### [EXERCISE GOAL]
With the pictures left out, return exactly the lines from the one containing "Convert this document image to plain text." through the end of the listing below.

Data entries
----
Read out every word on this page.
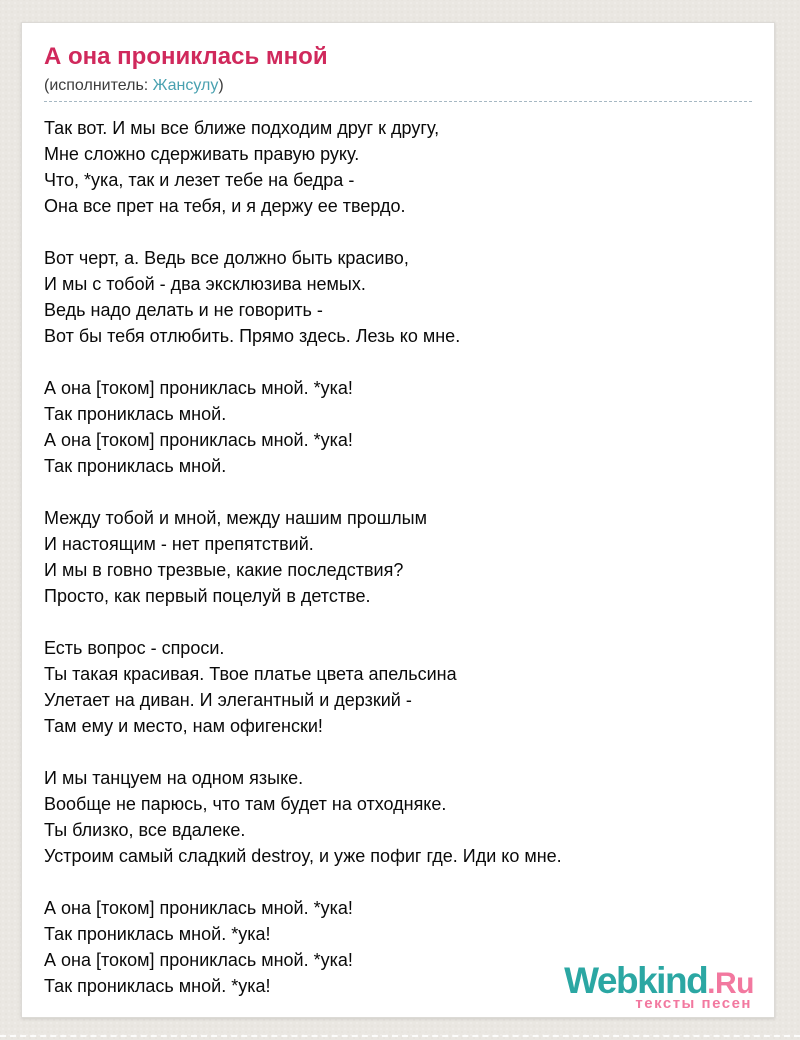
А она прониклась мной
(исполнитель: Жансулу)

Так вот. И мы все ближе подходим друг к другу,
Мне сложно сдерживать правую руку.
Что, *ука, так и лезет тебе на бедра -
Она все прет на тебя, и я держу ее твердо.

Вот черт, а. Ведь все должно быть красиво,
И мы с тобой - два эксклюзива немых.
Ведь надо делать и не говорить -
Вот бы тебя отлюбить. Прямо здесь. Лезь ко мне.

А она [током] прониклась мной. *ука!
Так прониклась мной.
А она [током] прониклась мной. *ука!
Так прониклась мной.

Между тобой и мной, между нашим прошлым
И настоящим - нет препятствий.
И мы в говно трезвые, какие последствия?
Просто, как первый поцелуй в детстве.

Есть вопрос - спроси.
Ты такая красивая. Твое платье цвета апельсина
Улетает на диван. И элегантный и дерзкий -
Там ему и место, нам офигенски!

И мы танцуем на одном языке.
Вообще не парюсь, что там будет на отходняке.
Ты близко, все вдалеке.
Устроим самый сладкий destroy, и уже пофиг где. Иди ко мне.

А она [током] прониклась мной. *ука!
Так прониклась мной. *ука!
А она [током] прониклась мной. *ука!
Так прониклась мной. *ука!	Webkind.Ru
тексты песен
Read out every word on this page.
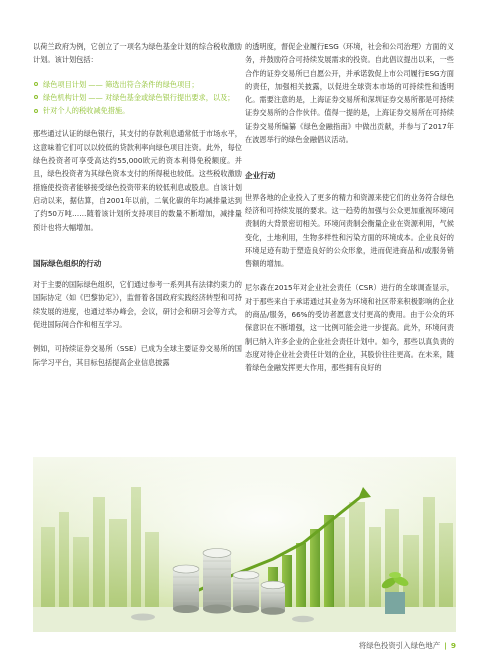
以荷兰政府为例，它创立了一项名为绿色基金计划的综合税收激励计划。该计划包括：

绿色项目计划 —— 筛选出符合条件的绿色项目；
绿色机构计划 —— 对绿色基金或绿色银行提出要求，以及；
针对个人的税收减免措施。

那些通过认证的绿色银行，其支付的存款利息通常低于市场水平，这意味着它们可以以较低的贷款利率向绿色项目注资。此外，每位绿色投资者可享受高达约55,000欧元的资本利得免税额度。并且，绿色投资者为其绿色资本支付的所得税也较低。这些税收激励措施使投资者能够接受绿色投资带来的较低利息或股息。自该计划启动以来，据估算，自2001年以前，二氧化碳的年均减排量达到了约50万吨……随着该计划所支持项目的数量不断增加，减排量预计也将大幅增加。

国际绿色组织的行动

对于主要的国际绿色组织，它们通过参考一系列具有法律约束力的国际协定（如《巴黎协定》），监督着各国政府实践经济转型和可持续发展的进度，也通过举办峰会，会议，研讨会和研习会等方式，促进国际间合作和相互学习。

例如，可持续证券交易所（SSE）已成为全球主要证券交易所的国际学习平台，其目标包括提高企业信息披露

的透明度，督促企业履行ESG（环境，社会和公司治理）方面的义务，并鼓励符合可持续发展需求的投资。自此倡议提出以来，一些合作的证券交易所已自愿公开，并承诺敦促上市公司履行ESG方面的责任，加强相关披露，以促进全球资本市场的可持续性和透明化。需要注意的是，上海证券交易所和深圳证券交易所都是可持续证券交易所的合作伙伴。值得一提的是，上海证券交易所在可持续证券交易所编纂《绿色金融指南》中做出贡献，并参与了2017年在波恩举行的绿色金融倡议活动。

企业行动

世界各地的企业投入了更多的精力和资源来使它们的业务符合绿色经济和可持续发展的要求。这一趋势的加强与公众更加重视环境问责制的大背景密切相关。环境问责制会衡量企业在资源利用，气候变化，土地利用，生物多样性和污染方面的环境成本。企业良好的环境足迹有助于塑造良好的公众形象，进而促进商品和/或服务销售额的增加。

尼尔森在2015年对企业社会责任（CSR）进行的全球调查显示，对于那些来自于承诺通过其业务为环境和社区带来积极影响的企业的商品/服务，66%的受访者愿意支付更高的费用。由于公众的环保意识在不断增强，这一比例可能会进一步提高。此外，环境问责制已纳入许多企业的企业社会责任计划中。如今，那些以真负责的态度对待企业社会责任计划的企业，其股价往往更高。在未来，随着绿色金融发挥更大作用，那些拥有良好的

将绿色投资引入绿色地产 | 9
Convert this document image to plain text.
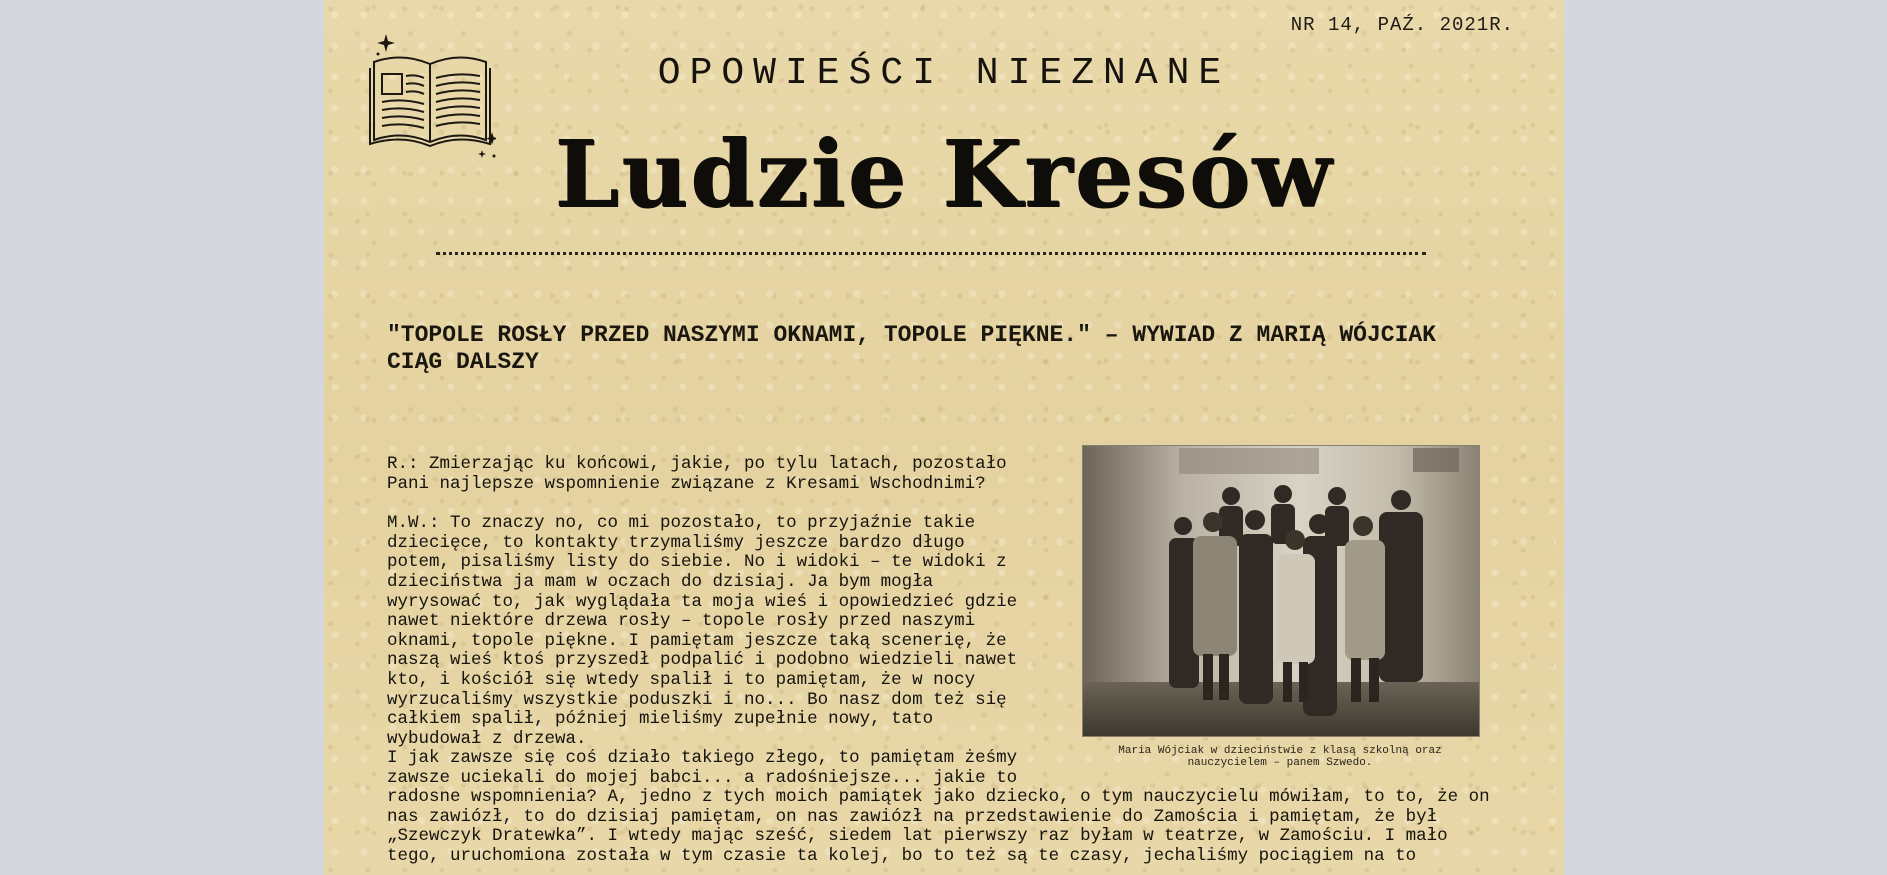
NR 14, PAŹ. 2021R.
OPOWIEŚCI NIEZNANE
Ludzie Kresów
"TOPOLE ROSŁY PRZED NASZYMI OKNAMI, TOPOLE PIĘKNE." – WYWIAD Z MARIĄ WÓJCIAK
CIĄG DALSZY

R.: Zmierzając ku końcowi, jakie, po tylu latach, pozostało Pani najlepsze wspomnienie związane z Kresami Wschodnimi?

M.W.: To znaczy no, co mi pozostało, to przyjaźnie takie dziecięce, to kontakty trzymaliśmy jeszcze bardzo długo potem, pisaliśmy listy do siebie. No i widoki – te widoki z dzieciństwa ja mam w oczach do dzisiaj. Ja bym mogła wyrysować to, jak wyglądała ta moja wieś i opowiedzieć gdzie nawet niektóre drzewa rosły – topole rosły przed naszymi oknami, topole piękne. I pamiętam jeszcze taką scenerię, że naszą wieś ktoś przyszedł podpalić i podobno wiedzieli nawet kto, i kościół się wtedy spalił i to pamiętam, że w nocy wyrzucaliśmy wszystkie poduszki i no... Bo nasz dom też się całkiem spalił, później mieliśmy zupełnie nowy, tato wybudował z drzewa.

I jak zawsze się coś działo takiego złego, to pamiętam żeśmy zawsze uciekali do mojej babci... a radośniejsze... jakie to

radosne wspomnienia? A, jedno z tych moich pamiątek jako dziecko, o tym nauczycielu mówiłam, to to, że on nas zawiózł, to do dzisiaj pamiętam, on nas zawiózł na przedstawienie do Zamościa i pamiętam, że był „Szewczyk Dratewka”. I wtedy mając sześć, siedem lat pierwszy raz byłam w teatrze, w Zamościu. I mało tego, uruchomiona została w tym czasie ta kolej, bo to też są te czasy, jechaliśmy pociągiem na to

Maria Wójciak w dzieciństwie z klasą szkolną oraz
nauczycielem – panem Szwedo.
----
### [COMPLETED TASK]
Convert this document image to plain text.
NR 14, PAŹ. 2021R.
OPOWIEŚCI NIEZNANE
Ludzie Kresów
"TOPOLE ROSŁY PRZED NASZYMI OKNAMI, TOPOLE PIĘKNE." – WYWIAD Z MARIĄ WÓJCIAK
CIĄG DALSZY

R.: Zmierzając ku końcowi, jakie, po tylu latach, pozostało Pani najlepsze wspomnienie związane z Kresami Wschodnimi?

M.W.: To znaczy no, co mi pozostało, to przyjaźnie takie dziecięce, to kontakty trzymaliśmy jeszcze bardzo długo potem, pisaliśmy listy do siebie. No i widoki – te widoki z dzieciństwa ja mam w oczach do dzisiaj. Ja bym mogła wyrysować to, jak wyglądała ta moja wieś i opowiedzieć gdzie nawet niektóre drzewa rosły – topole rosły przed naszymi oknami, topole piękne. I pamiętam jeszcze taką scenerię, że naszą wieś ktoś przyszedł podpalić i podobno wiedzieli nawet kto, i kościół się wtedy spalił i to pamiętam, że w nocy wyrzucaliśmy wszystkie poduszki i no... Bo nasz dom też się całkiem spalił, później mieliśmy zupełnie nowy, tato wybudował z drzewa.

I jak zawsze się coś działo takiego złego, to pamiętam żeśmy zawsze uciekali do mojej babci... a radośniejsze... jakie to

radosne wspomnienia? A, jedno z tych moich pamiątek jako dziecko, o tym nauczycielu mówiłam, to to, że on nas zawiózł, to do dzisiaj pamiętam, on nas zawiózł na przedstawienie do Zamościa i pamiętam, że był „Szewczyk Dratewka”. I wtedy mając sześć, siedem lat pierwszy raz byłam w teatrze, w Zamościu. I mało tego, uruchomiona została w tym czasie ta kolej, bo to też są te czasy, jechaliśmy pociągiem na to

Maria Wójciak w dzieciństwie z klasą szkolną oraz
nauczycielem – panem Szwedo.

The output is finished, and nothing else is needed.